**WHAT NEEDS TO BE DONE**
Identify the lines bearing the string "английского" and gather them.

▬▬▬▬▬▬

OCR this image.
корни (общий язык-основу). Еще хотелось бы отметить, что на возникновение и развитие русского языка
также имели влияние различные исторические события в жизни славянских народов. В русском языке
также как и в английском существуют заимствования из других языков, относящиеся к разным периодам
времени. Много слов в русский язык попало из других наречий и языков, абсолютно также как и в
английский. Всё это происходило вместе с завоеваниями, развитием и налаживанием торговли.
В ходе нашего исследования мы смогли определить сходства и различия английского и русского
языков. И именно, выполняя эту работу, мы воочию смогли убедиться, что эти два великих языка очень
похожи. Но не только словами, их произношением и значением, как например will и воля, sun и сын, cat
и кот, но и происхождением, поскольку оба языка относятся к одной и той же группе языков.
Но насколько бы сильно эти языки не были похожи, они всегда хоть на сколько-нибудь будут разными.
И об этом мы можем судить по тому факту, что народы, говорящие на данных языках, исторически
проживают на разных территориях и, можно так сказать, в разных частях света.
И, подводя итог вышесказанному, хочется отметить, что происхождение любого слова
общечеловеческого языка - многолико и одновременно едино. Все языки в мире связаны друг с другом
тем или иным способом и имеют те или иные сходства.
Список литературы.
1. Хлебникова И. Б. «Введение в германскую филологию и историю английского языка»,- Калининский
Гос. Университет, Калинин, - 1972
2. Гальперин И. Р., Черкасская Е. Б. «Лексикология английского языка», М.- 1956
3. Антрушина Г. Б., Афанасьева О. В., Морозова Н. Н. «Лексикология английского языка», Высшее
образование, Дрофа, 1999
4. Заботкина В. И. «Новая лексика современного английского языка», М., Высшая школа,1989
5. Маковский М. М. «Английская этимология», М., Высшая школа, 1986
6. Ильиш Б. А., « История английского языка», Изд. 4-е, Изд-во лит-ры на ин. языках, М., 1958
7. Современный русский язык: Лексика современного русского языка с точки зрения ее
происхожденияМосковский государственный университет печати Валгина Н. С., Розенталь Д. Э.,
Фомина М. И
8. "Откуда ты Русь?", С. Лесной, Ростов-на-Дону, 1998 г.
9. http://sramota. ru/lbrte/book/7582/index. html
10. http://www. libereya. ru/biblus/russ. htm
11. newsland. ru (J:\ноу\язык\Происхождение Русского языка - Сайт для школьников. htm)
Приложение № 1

▬▬▬▬▬▬

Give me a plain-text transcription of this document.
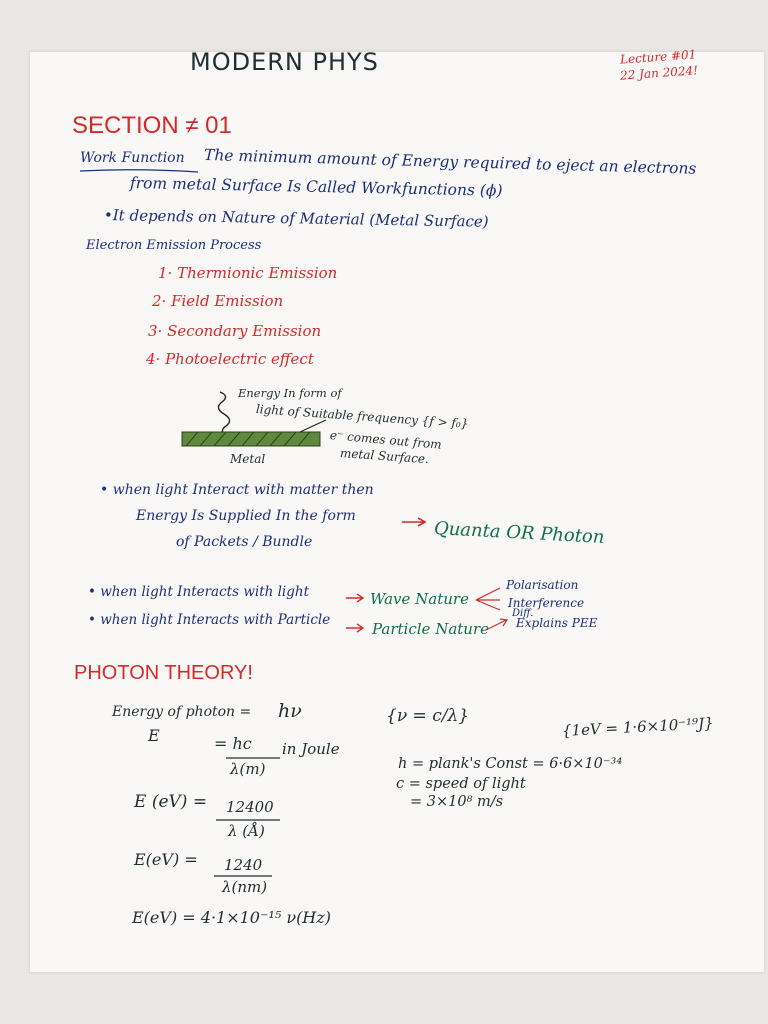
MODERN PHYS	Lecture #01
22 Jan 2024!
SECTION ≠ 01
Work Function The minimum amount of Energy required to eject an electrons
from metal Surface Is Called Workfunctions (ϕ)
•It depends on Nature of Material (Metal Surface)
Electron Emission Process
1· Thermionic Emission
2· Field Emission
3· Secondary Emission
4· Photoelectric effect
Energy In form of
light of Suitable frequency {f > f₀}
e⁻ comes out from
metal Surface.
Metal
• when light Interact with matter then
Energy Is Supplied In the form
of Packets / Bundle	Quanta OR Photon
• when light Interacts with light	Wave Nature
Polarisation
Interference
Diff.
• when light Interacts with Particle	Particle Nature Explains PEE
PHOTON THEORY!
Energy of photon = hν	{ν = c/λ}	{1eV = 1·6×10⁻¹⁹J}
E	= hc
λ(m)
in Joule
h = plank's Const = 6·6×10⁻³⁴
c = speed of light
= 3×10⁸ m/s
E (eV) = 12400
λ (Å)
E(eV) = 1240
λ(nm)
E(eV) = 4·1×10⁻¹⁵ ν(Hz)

▬▬▬▬▬▬

**RESULT OF THE EXERCISE**
В ходе нашего исследования мы смогли определить сходства и различия английского и русского
1. Хлебникова И. Б. «Введение в германскую филологию и историю английского языка»,- Калининский
2. Гальперин И. Р., Черкасская Е. Б. «Лексикология английского языка», М.- 1956
3. Антрушина Г. Б., Афанасьева О. В., Морозова Н. Н. «Лексикология английского языка», Высшее
4. Заботкина В. И. «Новая лексика современного английского языка», М., Высшая школа,1989
6. Ильиш Б. А., « История английского языка», Изд. 4-е, Изд-во лит-ры на ин. языках, М., 1958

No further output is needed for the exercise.